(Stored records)
▬▬▬▬▬▬▬▬▬▬

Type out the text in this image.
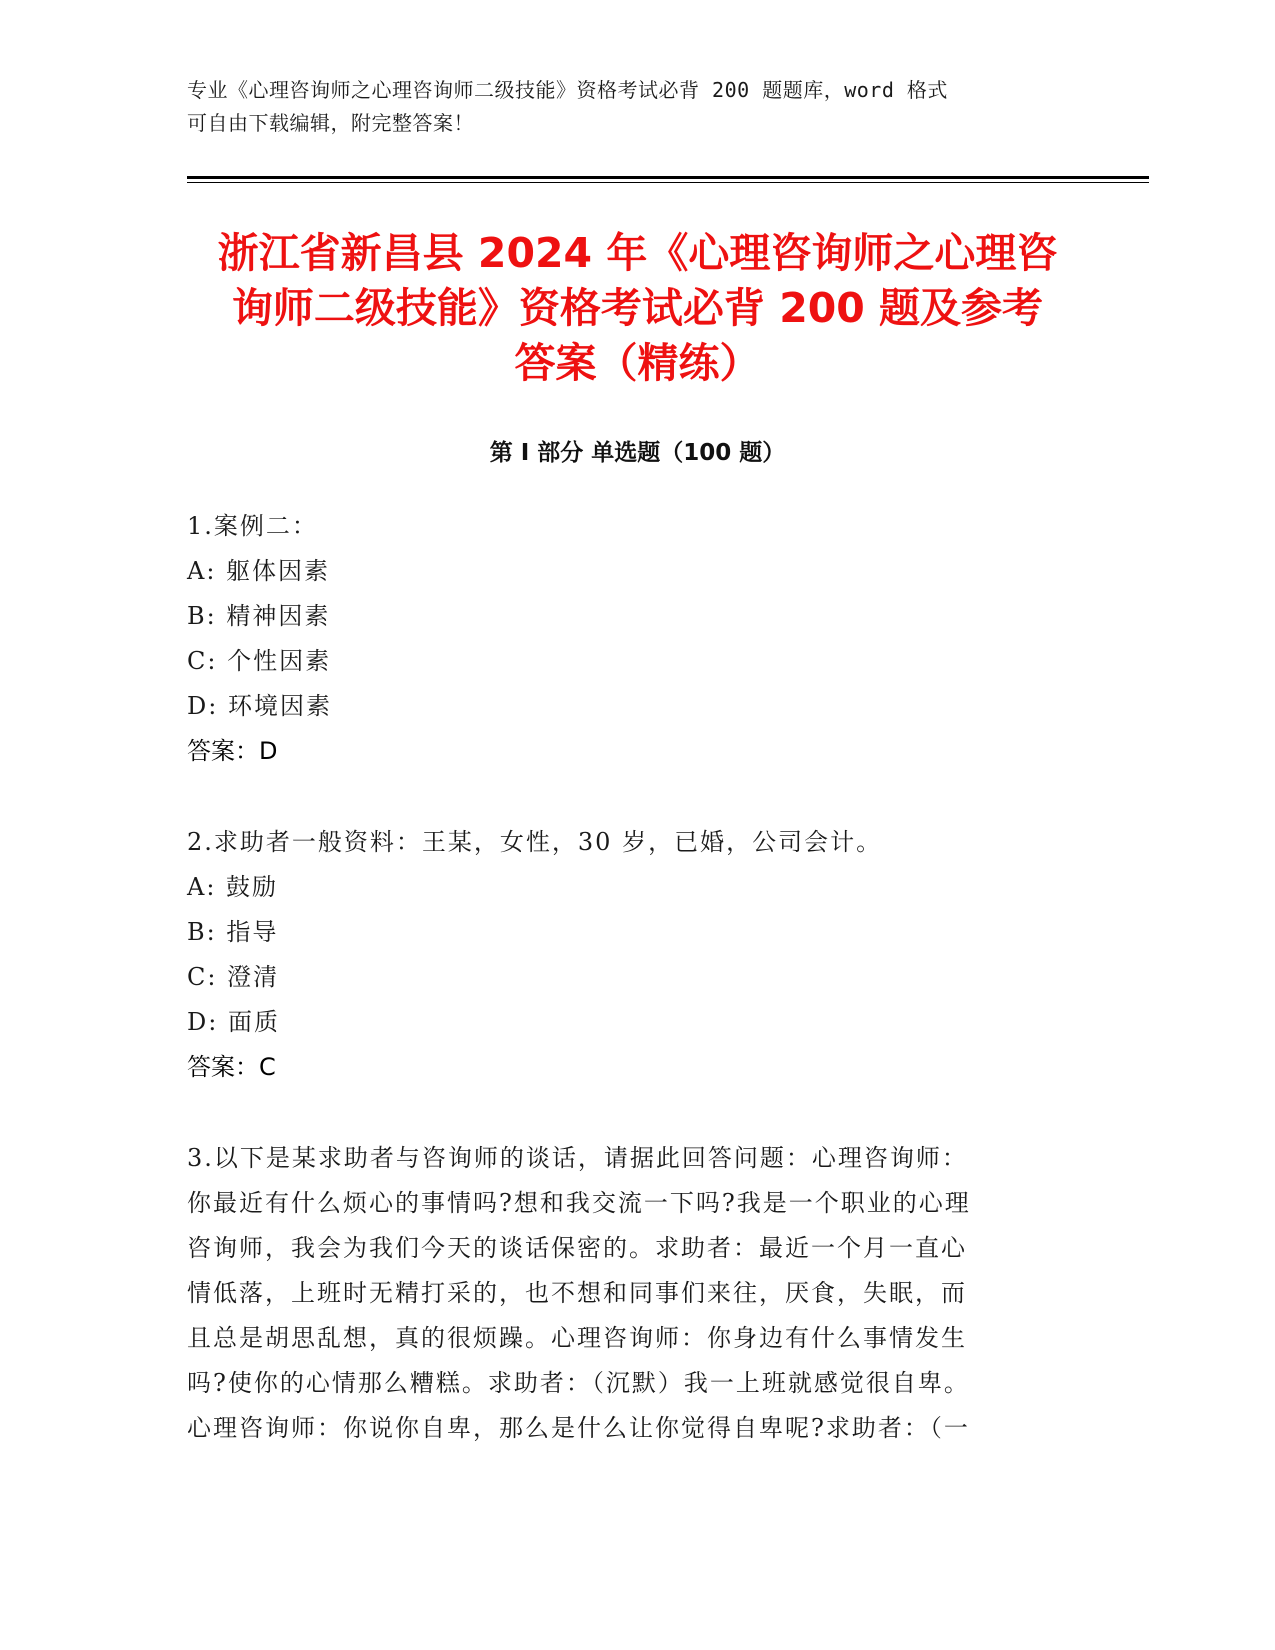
专业《心理咨询师之心理咨询师二级技能》资格考试必背 200 题题库，word 格式
可自由下载编辑，附完整答案！
浙江省新昌县 2024 年《心理咨询师之心理咨
询师二级技能》资格考试必背 200 题及参考
答案（精练）
第 I 部分 单选题（100 题）
1.案例二：
A: 躯体因素
B: 精神因素
C: 个性因素
D: 环境因素
答案：D
2.求助者一般资料：王某，女性，30 岁，已婚，公司会计。
A: 鼓励
B: 指导
C: 澄清
D: 面质
答案：C
3.以下是某求助者与咨询师的谈话，请据此回答问题：心理咨询师：
你最近有什么烦心的事情吗?想和我交流一下吗?我是一个职业的心理
咨询师，我会为我们今天的谈话保密的。求助者：最近一个月一直心
情低落，上班时无精打采的，也不想和同事们来往，厌食，失眠，而
且总是胡思乱想，真的很烦躁。心理咨询师：你身边有什么事情发生
吗?使你的心情那么糟糕。求助者：（沉默）我一上班就感觉很自卑。
心理咨询师：你说你自卑，那么是什么让你觉得自卑呢?求助者：（一
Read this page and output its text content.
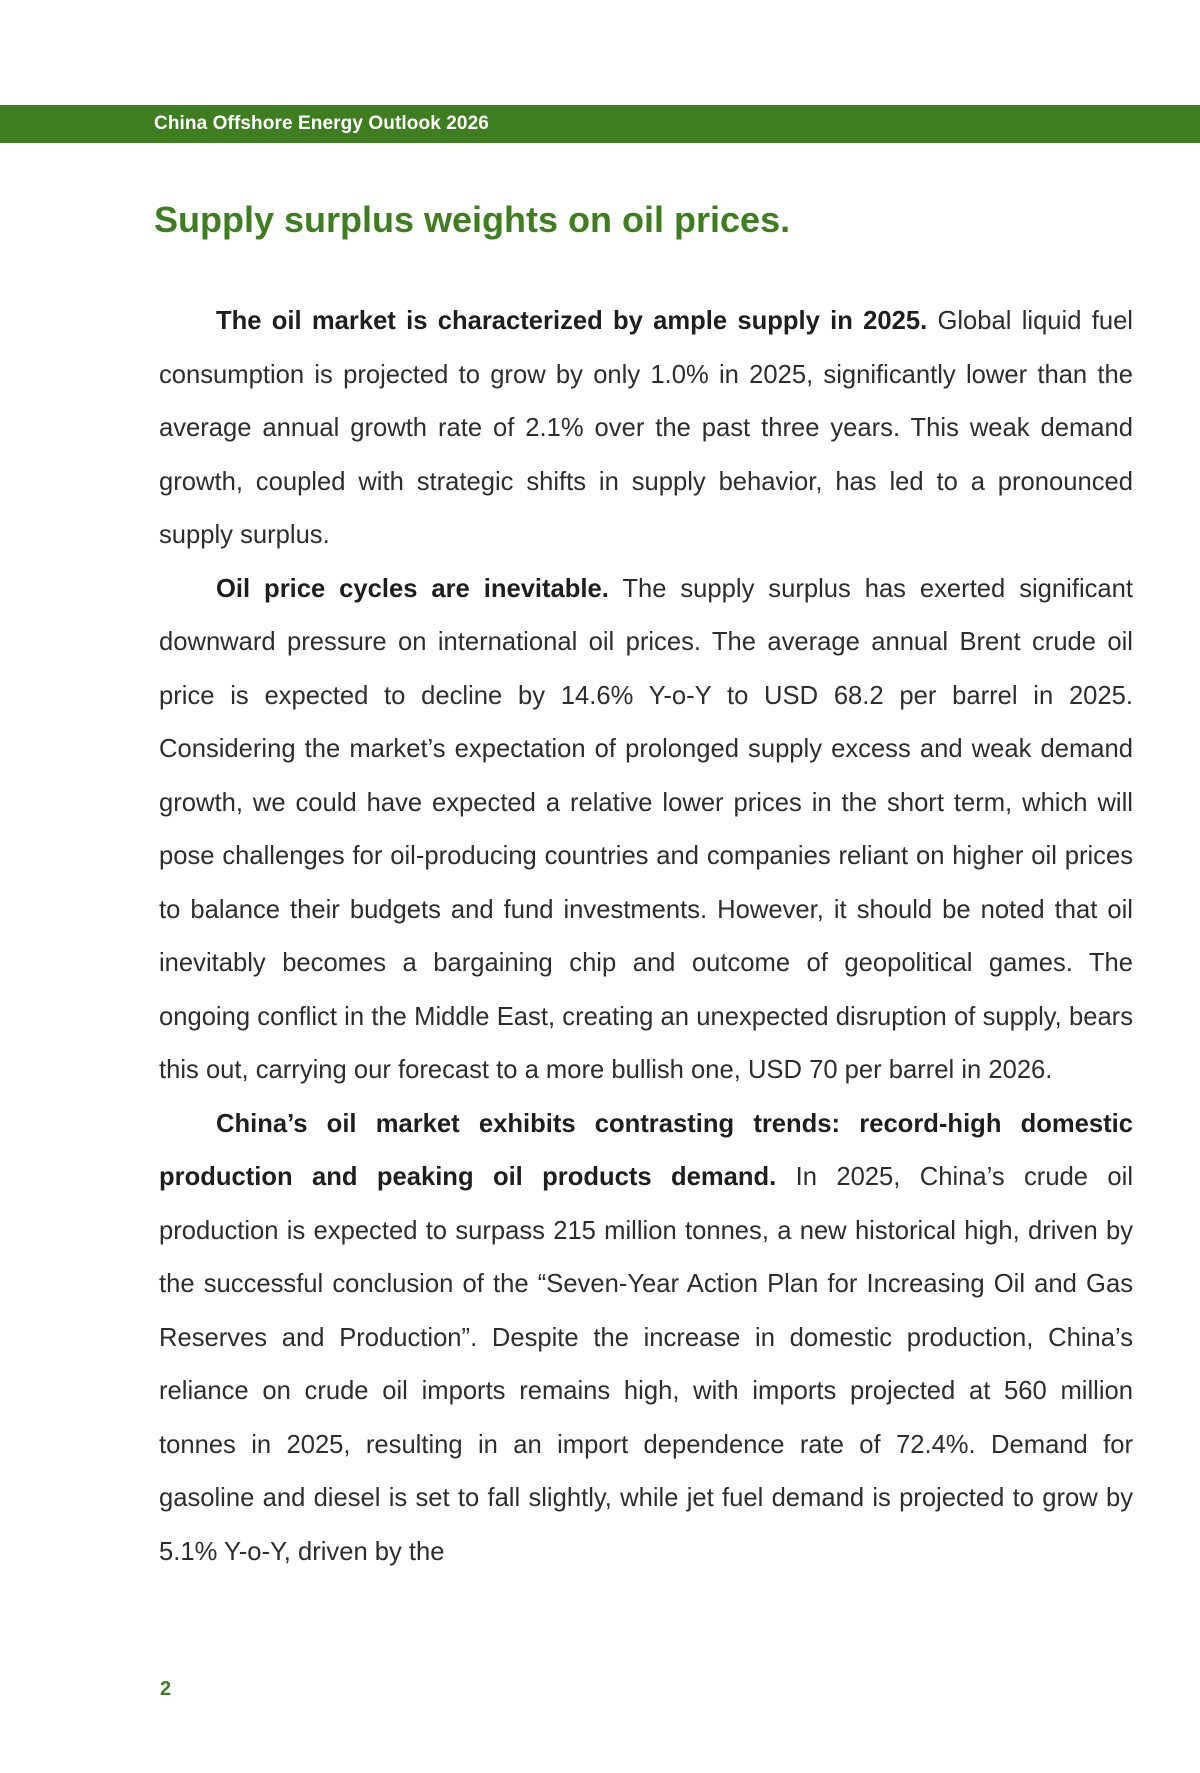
China Offshore Energy Outlook 2026
Supply surplus weights on oil prices.

The oil market is characterized by ample supply in 2025. Global liquid fuel consumption is projected to grow by only 1.0% in 2025, significantly lower than the average annual growth rate of 2.1% over the past three years. This weak demand growth, coupled with strategic shifts in supply behavior, has led to a pronounced supply surplus.

Oil price cycles are inevitable. The supply surplus has exerted significant downward pressure on international oil prices. The average annual Brent crude oil price is expected to decline by 14.6% Y-o-Y to USD 68.2 per barrel in 2025. Considering the market’s expectation of prolonged supply excess and weak demand growth, we could have expected a relative lower prices in the short term, which will pose challenges for oil-producing countries and companies reliant on higher oil prices to balance their budgets and fund investments. However, it should be noted that oil inevitably becomes a bargaining chip and outcome of geopolitical games. The ongoing conflict in the Middle East, creating an unexpected disruption of supply, bears this out, carrying our forecast to a more bullish one, USD 70 per barrel in 2026.

China’s oil market exhibits contrasting trends: record-high domestic production and peaking oil products demand. In 2025, China’s crude oil production is expected to surpass 215 million tonnes, a new historical high, driven by the successful conclusion of the “Seven-Year Action Plan for Increasing Oil and Gas Reserves and Production”. Despite the increase in domestic production, China’s reliance on crude oil imports remains high, with imports projected at 560 million tonnes in 2025, resulting in an import dependence rate of 72.4%. Demand for gasoline and diesel is set to fall slightly, while jet fuel demand is projected to grow by 5.1% Y-o-Y, driven by the

2
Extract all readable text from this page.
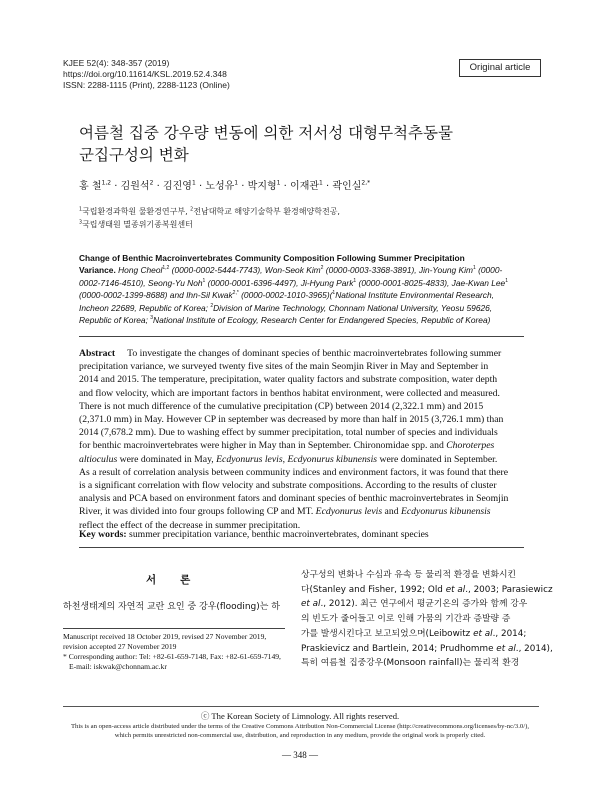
KJEE 52(4): 348-357 (2019)
https://doi.org/10.11614/KSL.2019.52.4.348
ISSN: 2288-1115 (Print), 2288-1123 (Online)
Original article
여름철 집중 강우량 변동에 의한 저서성 대형무척추동물
군집구성의 변화
홍 철$^{1,2}$ · 김원석$^2$ · 김진영$^1$ · 노성유$^1$ · 박지형$^1$ · 이재관$^1$ · 곽인실$^{2,*}$
$^1$국립환경과학원 물환경연구부, $^2$전남대학교 해양기술학부 환경해양학전공,
$^3$국립생태원 멸종위기종복원센터
Change of Benthic Macroinvertebrates Community Composition Following Summer Precipitation
Variance. Hong Cheol$^{1,2}$ (0000-0002-5444-7743), Won-Seok Kim$^2$ (0000-0003-3368-3891), Jin-Young Kim$^1$ (0000-
0002-7146-4510), Seong-Yu Noh$^1$ (0000-0001-6396-4497), Ji-Hyung Park$^1$ (0000-0001-8025-4833), Jae-Kwan Lee$^1$
(0000-0002-1399-8688) and Ihn-Sil Kwak$^{2,*}$ (0000-0002-1010-3965)($^1$National Institute Environmental Research,
Incheon 22689, Republic of Korea; $^2$Division of Marine Technology, Chonnam National University, Yeosu 59626,
Republic of Korea; $^3$National Institute of Ecology, Research Center for Endangered Species, Republic of Korea)
Abstract To investigate the changes of dominant species of benthic macroinvertebrates following summer
precipitation variance, we surveyed twenty five sites of the main Seomjin River in May and September in
2014 and 2015. The temperature, precipitation, water quality factors and substrate composition, water depth
and flow velocity, which are important factors in benthos habitat environment, were collected and measured.
There is not much difference of the cumulative precipitation (CP) between 2014 (2,322.1 mm) and 2015
(2,371.0 mm) in May. However CP in september was decreased by more than half in 2015 (3,726.1 mm) than
2014 (7,678.2 mm). Due to washing effect by summer precipitation, total number of species and individuals
for benthic macroinvertebrates were higher in May than in September. Chironomidae spp. and Choroterpes
altioculus were dominated in May, Ecdyonurus levis, Ecdyonurus kibunensis were dominated in September.
As a result of correlation analysis between community indices and environment factors, it was found that there
is a significant correlation with flow velocity and substrate compositions. According to the results of cluster
analysis and PCA based on environment fators and dominant species of benthic macroinvertebrates in Seomjin
River, it was divided into four groups following CP and MT. Ecdyonurus levis and Ecdyonurus kibunensis
reflect the effect of the decrease in summer precipitation.
Key words: summer precipitation variance, benthic macroinvertebrates, dominant species
서론
하천생태계의 자연적 교란 요인 중 강우(flooding)는 하
Manuscript received 18 October 2019, revised 27 November 2019,
revision accepted 27 November 2019
* Corresponding author: Tel: +82-61-659-7148, Fax: +82-61-659-7149,
E-mail: iskwak@chonnam.ac.kr
상구성의 변화나 수심과 유속 등 물리적 환경을 변화시킨
다(Stanley and Fisher, 1992; Old et al., 2003; Parasiewicz
et al., 2012). 최근 연구에서 평균기온의 증가와 함께 강우
의 빈도가 줄어들고 이로 인해 가뭄의 기간과 증발량 증
가를 발생시킨다고 보고되었으며(Leibowitz et al., 2014;
Praskievicz and Bartlein, 2014; Prudhomme et al., 2014),
특히 여름철 집중강우(Monsoon rainfall)는 물리적 환경
ⓒ The Korean Society of Limnology. All rights reserved.
This is an open-access article distributed under the terms of the Creative Commons Attribution Non-Commercial License (http://creativecommons.org/licenses/by-nc/3.0/),
which permits unrestricted non-commercial use, distribution, and reproduction in any medium, provide the original work is properly cited.
— 348 —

▬▬▬▬▬▬▬▬▬▬

Written problem: Reproduce the data word for word, excluding its pictures.

Result of this exercise:
Type out the text in this image.
专业《心理咨询师之心理咨询师二级技能》资格考试必背 200 题题库，word 格式
可自由下载编辑，附完整答案！
浙江省新昌县 2024 年《心理咨询师之心理咨
询师二级技能》资格考试必背 200 题及参考
答案（精练）
第 I 部分 单选题（100 题）
1.案例二：
A: 躯体因素
B: 精神因素
C: 个性因素
D: 环境因素
答案：D
2.求助者一般资料：王某，女性，30 岁，已婚，公司会计。
A: 鼓励
B: 指导
C: 澄清
D: 面质
答案：C
3.以下是某求助者与咨询师的谈话，请据此回答问题：心理咨询师：
你最近有什么烦心的事情吗?想和我交流一下吗?我是一个职业的心理
咨询师，我会为我们今天的谈话保密的。求助者：最近一个月一直心
情低落，上班时无精打采的，也不想和同事们来往，厌食，失眠，而
且总是胡思乱想，真的很烦躁。心理咨询师：你身边有什么事情发生
吗?使你的心情那么糟糕。求助者：（沉默）我一上班就感觉很自卑。
心理咨询师：你说你自卑，那么是什么让你觉得自卑呢?求助者：（一
Read this page and output its text content.
China Offshore Energy Outlook 2026
Supply surplus weights on oil prices.

The oil market is characterized by ample supply in 2025. Global liquid fuel consumption is projected to grow by only 1.0% in 2025, significantly lower than the average annual growth rate of 2.1% over the past three years. This weak demand growth, coupled with strategic shifts in supply behavior, has led to a pronounced supply surplus.

Oil price cycles are inevitable. The supply surplus has exerted significant downward pressure on international oil prices. The average annual Brent crude oil price is expected to decline by 14.6% Y-o-Y to USD 68.2 per barrel in 2025. Considering the market’s expectation of prolonged supply excess and weak demand growth, we could have expected a relative lower prices in the short term, which will pose challenges for oil-producing countries and companies reliant on higher oil prices to balance their budgets and fund investments. However, it should be noted that oil inevitably becomes a bargaining chip and outcome of geopolitical games. The ongoing conflict in the Middle East, creating an unexpected disruption of supply, bears this out, carrying our forecast to a more bullish one, USD 70 per barrel in 2026.

China’s oil market exhibits contrasting trends: record-high domestic production and peaking oil products demand. In 2025, China’s crude oil production is expected to surpass 215 million tonnes, a new historical high, driven by the successful conclusion of the “Seven-Year Action Plan for Increasing Oil and Gas Reserves and Production”. Despite the increase in domestic production, China’s reliance on crude oil imports remains high, with imports projected at 560 million tonnes in 2025, resulting in an import dependence rate of 72.4%. Demand for gasoline and diesel is set to fall slightly, while jet fuel demand is projected to grow by 5.1% Y-o-Y, driven by the

2
Extract all readable text from this page.
KJEE 52(4): 348-357 (2019)
https://doi.org/10.11614/KSL.2019.52.4.348
ISSN: 2288-1115 (Print), 2288-1123 (Online)
Original article
여름철 집중 강우량 변동에 의한 저서성 대형무척추동물
군집구성의 변화
홍 철$^{1,2}$ · 김원석$^2$ · 김진영$^1$ · 노성유$^1$ · 박지형$^1$ · 이재관$^1$ · 곽인실$^{2,*}$
$^1$국립환경과학원 물환경연구부, $^2$전남대학교 해양기술학부 환경해양학전공,
$^3$국립생태원 멸종위기종복원센터
Change of Benthic Macroinvertebrates Community Composition Following Summer Precipitation
Variance. Hong Cheol$^{1,2}$ (0000-0002-5444-7743), Won-Seok Kim$^2$ (0000-0003-3368-3891), Jin-Young Kim$^1$ (0000-
0002-7146-4510), Seong-Yu Noh$^1$ (0000-0001-6396-4497), Ji-Hyung Park$^1$ (0000-0001-8025-4833), Jae-Kwan Lee$^1$
(0000-0002-1399-8688) and Ihn-Sil Kwak$^{2,*}$ (0000-0002-1010-3965)($^1$National Institute Environmental Research,
Incheon 22689, Republic of Korea; $^2$Division of Marine Technology, Chonnam National University, Yeosu 59626,
Republic of Korea; $^3$National Institute of Ecology, Research Center for Endangered Species, Republic of Korea)
Abstract To investigate the changes of dominant species of benthic macroinvertebrates following summer
precipitation variance, we surveyed twenty five sites of the main Seomjin River in May and September in
2014 and 2015. The temperature, precipitation, water quality factors and substrate composition, water depth
and flow velocity, which are important factors in benthos habitat environment, were collected and measured.
There is not much difference of the cumulative precipitation (CP) between 2014 (2,322.1 mm) and 2015
(2,371.0 mm) in May. However CP in september was decreased by more than half in 2015 (3,726.1 mm) than
2014 (7,678.2 mm). Due to washing effect by summer precipitation, total number of species and individuals
for benthic macroinvertebrates were higher in May than in September. Chironomidae spp. and Choroterpes
altioculus were dominated in May, Ecdyonurus levis, Ecdyonurus kibunensis were dominated in September.
As a result of correlation analysis between community indices and environment factors, it was found that there
is a significant correlation with flow velocity and substrate compositions. According to the results of cluster
analysis and PCA based on environment fators and dominant species of benthic macroinvertebrates in Seomjin
River, it was divided into four groups following CP and MT. Ecdyonurus levis and Ecdyonurus kibunensis
reflect the effect of the decrease in summer precipitation.
Key words: summer precipitation variance, benthic macroinvertebrates, dominant species
서론
하천생태계의 자연적 교란 요인 중 강우(flooding)는 하
Manuscript received 18 October 2019, revised 27 November 2019,
revision accepted 27 November 2019
* Corresponding author: Tel: +82-61-659-7148, Fax: +82-61-659-7149,
E-mail: iskwak@chonnam.ac.kr
상구성의 변화나 수심과 유속 등 물리적 환경을 변화시킨
다(Stanley and Fisher, 1992; Old et al., 2003; Parasiewicz
et al., 2012). 최근 연구에서 평균기온의 증가와 함께 강우
의 빈도가 줄어들고 이로 인해 가뭄의 기간과 증발량 증
가를 발생시킨다고 보고되었으며(Leibowitz et al., 2014;
Praskievicz and Bartlein, 2014; Prudhomme et al., 2014),
특히 여름철 집중강우(Monsoon rainfall)는 물리적 환경
ⓒ The Korean Society of Limnology. All rights reserved.
This is an open-access article distributed under the terms of the Creative Commons Attribution Non-Commercial License (http://creativecommons.org/licenses/by-nc/3.0/),
which permits unrestricted non-commercial use, distribution, and reproduction in any medium, provide the original work is properly cited.
— 348 —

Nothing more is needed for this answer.